» Task brief
Output every line exactly as written. Leave out pictures.

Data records
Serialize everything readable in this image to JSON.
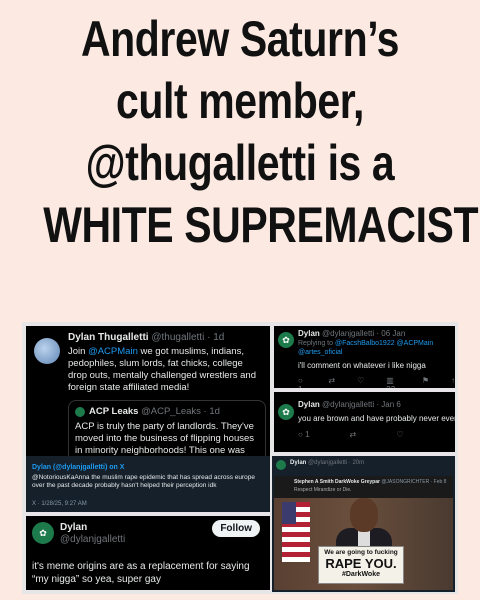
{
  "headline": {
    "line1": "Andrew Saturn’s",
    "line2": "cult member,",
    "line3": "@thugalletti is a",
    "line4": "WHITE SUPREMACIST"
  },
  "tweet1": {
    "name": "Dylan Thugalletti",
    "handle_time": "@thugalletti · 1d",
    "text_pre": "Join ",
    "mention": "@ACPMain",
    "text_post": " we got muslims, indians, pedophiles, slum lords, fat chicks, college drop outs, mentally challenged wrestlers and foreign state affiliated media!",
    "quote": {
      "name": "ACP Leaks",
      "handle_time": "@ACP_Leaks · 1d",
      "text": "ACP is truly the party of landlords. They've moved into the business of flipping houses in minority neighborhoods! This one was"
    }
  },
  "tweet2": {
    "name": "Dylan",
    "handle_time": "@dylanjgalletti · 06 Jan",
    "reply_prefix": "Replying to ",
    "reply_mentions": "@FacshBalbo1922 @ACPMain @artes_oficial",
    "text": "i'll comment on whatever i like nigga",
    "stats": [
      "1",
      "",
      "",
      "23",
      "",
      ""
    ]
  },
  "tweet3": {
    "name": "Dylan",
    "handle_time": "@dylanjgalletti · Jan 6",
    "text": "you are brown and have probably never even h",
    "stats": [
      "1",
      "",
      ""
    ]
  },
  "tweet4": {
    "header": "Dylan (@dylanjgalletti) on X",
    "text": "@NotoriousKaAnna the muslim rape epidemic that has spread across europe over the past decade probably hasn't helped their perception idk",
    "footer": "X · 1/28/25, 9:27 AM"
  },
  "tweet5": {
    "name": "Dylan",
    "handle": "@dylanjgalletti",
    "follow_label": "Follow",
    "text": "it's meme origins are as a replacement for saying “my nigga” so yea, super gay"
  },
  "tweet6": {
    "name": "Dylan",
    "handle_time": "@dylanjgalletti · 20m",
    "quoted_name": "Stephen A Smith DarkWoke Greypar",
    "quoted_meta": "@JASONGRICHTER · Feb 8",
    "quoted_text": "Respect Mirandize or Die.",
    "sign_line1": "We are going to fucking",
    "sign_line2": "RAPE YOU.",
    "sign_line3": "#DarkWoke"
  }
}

» Written answer
Serialize everything readable in this image to JSON.
{
  "headline": {
    "line1": "Andrew Saturn’s",
    "line2": "cult member,",
    "line3": "@thugalletti is a",
    "line4": "WHITE SUPREMACIST"
  },
  "tweet1": {
    "name": "Dylan Thugalletti",
    "handle_time": "@thugalletti · 1d",
    "text_pre": "Join ",
    "mention": "@ACPMain",
    "text_post": " we got muslims, indians, pedophiles, slum lords, fat chicks, college drop outs, mentally challenged wrestlers and foreign state affiliated media!",
    "quote": {
      "name": "ACP Leaks",
      "handle_time": "@ACP_Leaks · 1d",
      "text": "ACP is truly the party of landlords. They've moved into the business of flipping houses in minority neighborhoods! This one was"
    }
  },
  "tweet2": {
    "name": "Dylan",
    "handle_time": "@dylanjgalletti · 06 Jan",
    "reply_prefix": "Replying to ",
    "reply_mentions": "@FacshBalbo1922 @ACPMain @artes_oficial",
    "text": "i'll comment on whatever i like nigga",
    "stats": [
      "1",
      "",
      "",
      "23",
      "",
      ""
    ]
  },
  "tweet3": {
    "name": "Dylan",
    "handle_time": "@dylanjgalletti · Jan 6",
    "text": "you are brown and have probably never even h",
    "stats": [
      "1",
      "",
      ""
    ]
  },
  "tweet4": {
    "header": "Dylan (@dylanjgalletti) on X",
    "text": "@NotoriousKaAnna the muslim rape epidemic that has spread across europe over the past decade probably hasn't helped their perception idk",
    "footer": "X · 1/28/25, 9:27 AM"
  },
  "tweet5": {
    "name": "Dylan",
    "handle": "@dylanjgalletti",
    "follow_label": "Follow",
    "text": "it's meme origins are as a replacement for saying “my nigga” so yea, super gay"
  },
  "tweet6": {
    "name": "Dylan",
    "handle_time": "@dylanjgalletti · 20m",
    "quoted_name": "Stephen A Smith DarkWoke Greypar",
    "quoted_meta": "@JASONGRICHTER · Feb 8",
    "quoted_text": "Respect Mirandize or Die.",
    "sign_line1": "We are going to fucking",
    "sign_line2": "RAPE YOU.",
    "sign_line3": "#DarkWoke"
  }
}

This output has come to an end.